## Start

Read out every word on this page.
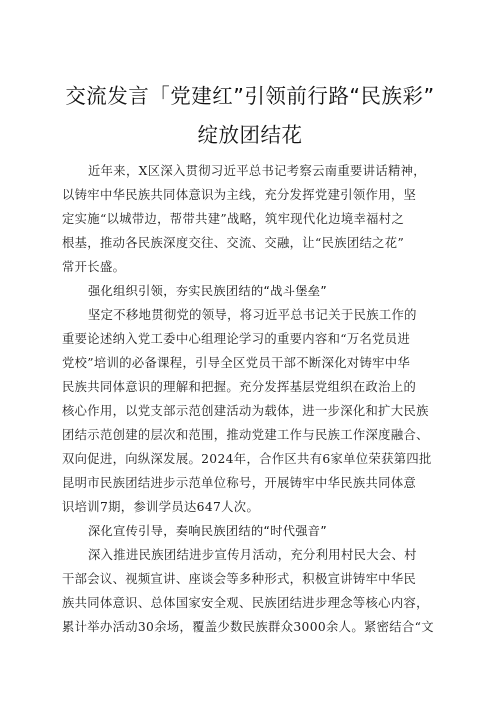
交流发言「党建红”引领前行路“民族彩”
绽放团结花
近年来，X区深入贯彻习近平总书记考察云南重要讲话精神，
以铸牢中华民族共同体意识为主线，充分发挥党建引领作用，坚
定实施“以城带边，帮带共建”战略，筑牢现代化边境幸福村之
根基，推动各民族深度交往、交流、交融，让“民族团结之花”
常开长盛。
强化组织引领，夯实民族团结的“战斗堡垒”
坚定不移地贯彻党的领导，将习近平总书记关于民族工作的
重要论述纳入党工委中心组理论学习的重要内容和“万名党员进
党校”培训的必备课程，引导全区党员干部不断深化对铸牢中华
民族共同体意识的理解和把握。充分发挥基层党组织在政治上的
核心作用，以党支部示范创建活动为载体，进一步深化和扩大民族
团结示范创建的层次和范围，推动党建工作与民族工作深度融合、
双向促进，向纵深发展。2024年，合作区共有6家单位荣获第四批
昆明市民族团结进步示范单位称号，开展铸牢中华民族共同体意
识培训7期，参训学员达647人次。
深化宣传引导，奏响民族团结的“时代强音”
深入推进民族团结进步宣传月活动，充分利用村民大会、村
干部会议、视频宣讲、座谈会等多种形式，积极宣讲铸牢中华民
族共同体意识、总体国家安全观、民族团结进步理念等核心内容，
累计举办活动30余场，覆盖少数民族群众3000余人。紧密结合“文
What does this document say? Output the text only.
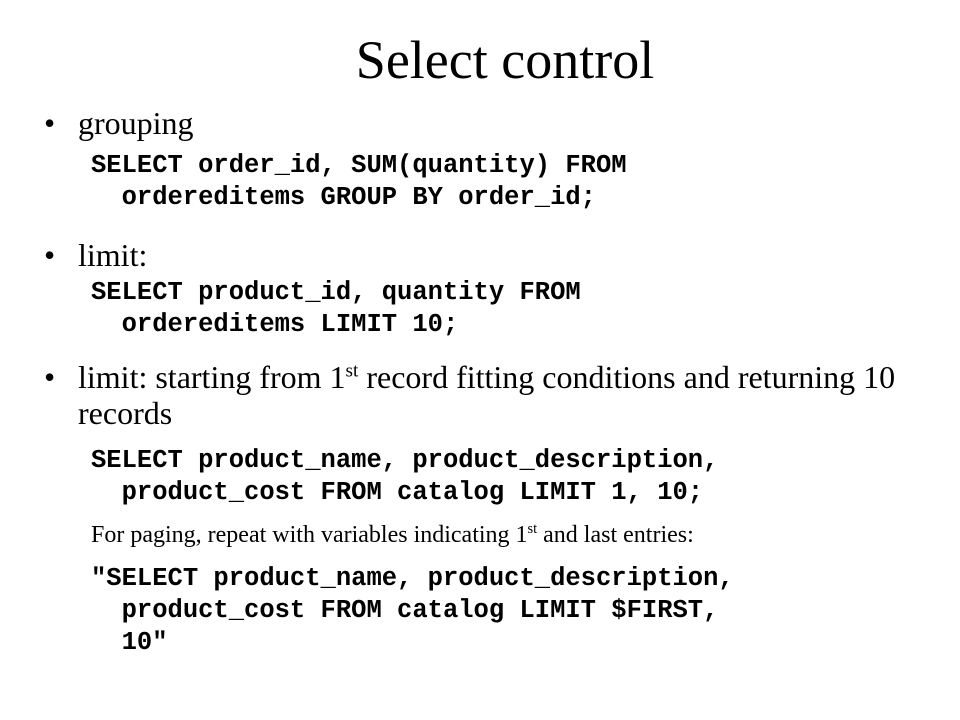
Select control
• grouping
SELECT order_id, SUM(quantity) FROM
ordereditems GROUP BY order_id;
• limit:
SELECT product_id, quantity FROM
ordereditems LIMIT 10;
• limit: starting from 1st record fitting conditions and returning 10 records
SELECT product_name, product_description,
product_cost FROM catalog LIMIT 1, 10;
For paging, repeat with variables indicating 1st and last entries:
"SELECT product_name, product_description,
product_cost FROM catalog LIMIT $FIRST,
10"
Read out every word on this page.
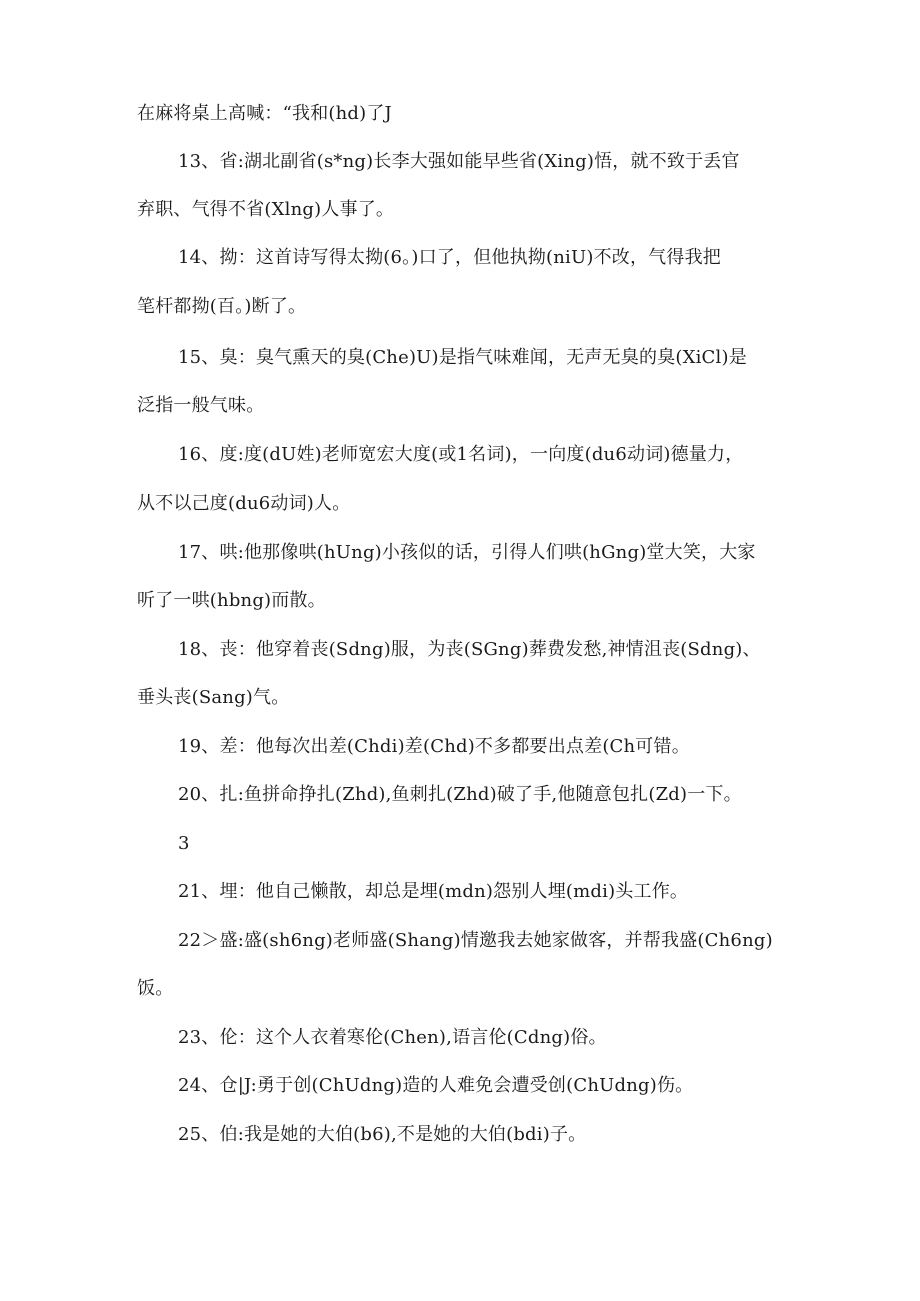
在麻将桌上高喊：“我和(hd)了J

13、省:湖北副省(s*ng)长李大强如能早些省(Xing)悟，就不致于丢官

弃职、气得不省(Xlng)人事了。

14、拗：这首诗写得太拗(6。)口了，但他执拗(niU)不改，气得我把

笔杆都拗(百。)断了。

15、臭：臭气熏天的臭(Che)U)是指气味难闻，无声无臭的臭(XiCl)是

泛指一般气味。

16、度:度(dU姓)老师宽宏大度(或1名词)，一向度(du6动词)德量力，

从不以己度(du6动词)人。

17、哄:他那像哄(hUng)小孩似的话，引得人们哄(hGng)堂大笑，大家

听了一哄(hbng)而散。

18、丧：他穿着丧(Sdng)服，为丧(SGng)葬费发愁,神情沮丧(Sdng)、

垂头丧(Sang)气。

19、差：他每次出差(Chdi)差(Chd)不多都要出点差(Ch可错。

20、扎:鱼拼命挣扎(Zhd),鱼刺扎(Zhd)破了手,他随意包扎(Zd)一下。

3

21、埋：他自己懒散，却总是埋(mdn)怨别人埋(mdi)头工作。

22＞盛:盛(sh6ng)老师盛(Shang)情邀我去她家做客，并帮我盛(Ch6ng)

饭。

23、伦：这个人衣着寒伦(Chen),语言伦(Cdng)俗。

24、仓|J:勇于创(ChUdng)造的人难免会遭受创(ChUdng)伤。

25、伯:我是她的大伯(b6),不是她的大伯(bdi)子。
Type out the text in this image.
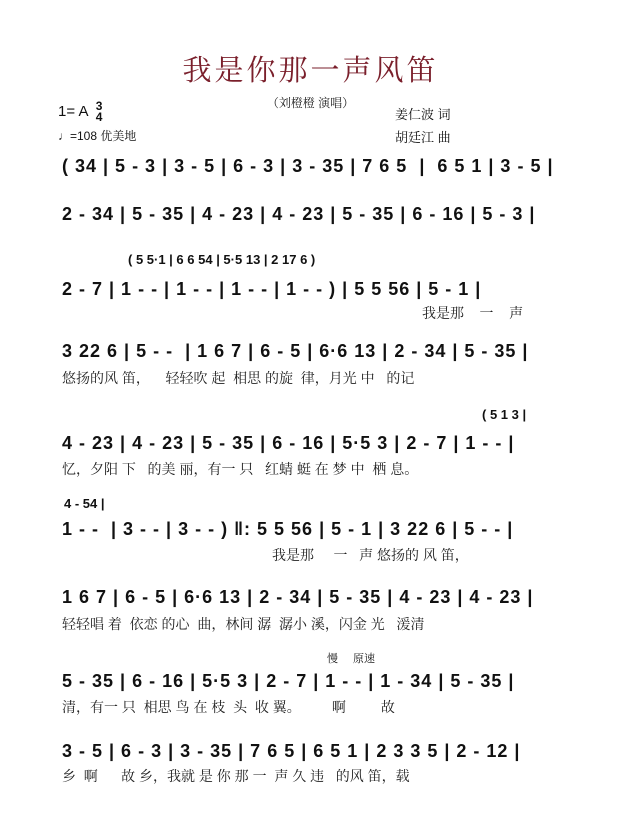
我是你那一声风笛
（刘橙橙 演唱）
1= A 3
4
♩=108 优美地
姜仁波 词
胡廷江 曲
( 34 | 5 - 3 | 3 - 5 | 6 - 3 | 3 - 35 | 7 6 5  |  6 5 1 | 3 - 5 |
2 - 34 | 5 - 35 | 4 - 23 | 4 - 23 | 5 - 35 | 6 - 16 | 5 - 3 |
( 5 5·1 | 6 6 54 | 5·5 13 | 2 17 6 )
2 - 7 | 1 - - | 1 - - | 1 - - | 1 - - ) | 5 5 56 | 5 - 1 |
我是那    一    声
3 22 6 | 5 - -  | 1 6 7 | 6 - 5 | 6·6 13 | 2 - 34 | 5 - 35 |
悠扬的风 笛，    轻轻吹 起  相思 的旋  律，月光 中   的记
( 5 1 3 |
4 - 23 | 4 - 23 | 5 - 35 | 6 - 16 | 5·5 3 | 2 - 7 | 1 - - |
忆，夕阳 下   的美 丽，有一 只   红蜻 蜓 在 梦 中  栖 息。
4 - 54 |
1 - -  | 3 - - | 3 - - ) ‖: 5 5 56 | 5 - 1 | 3 22 6 | 5 - - |
我是那     一   声 悠扬的 风 笛，
1 6 7 | 6 - 5 | 6·6 13 | 2 - 34 | 5 - 35 | 4 - 23 | 4 - 23 |
轻轻唱 着  依恋 的心  曲，林间 潺  潺小 溪，闪金 光   湲清
慢 原速
5 - 35 | 6 - 16 | 5·5 3 | 2 - 7 | 1 - - | 1 - 34 | 5 - 35 |
清，有一 只  相思 鸟 在 枝  头  收 翼。        啊         故
3 - 5 | 6 - 3 | 3 - 35 | 7 6 5 | 6 5 1 | 2 3 3 5 | 2 - 12 |
乡  啊      故 乡，我就 是 你 那 一  声 久 违   的风 笛，载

## End

* [EXERCISE BRIEF] Please list every line of the records that contains "ordereditems".

* [RESULT BELOW]
ordereditems GROUP BY order_id;
ordereditems LIMIT 10;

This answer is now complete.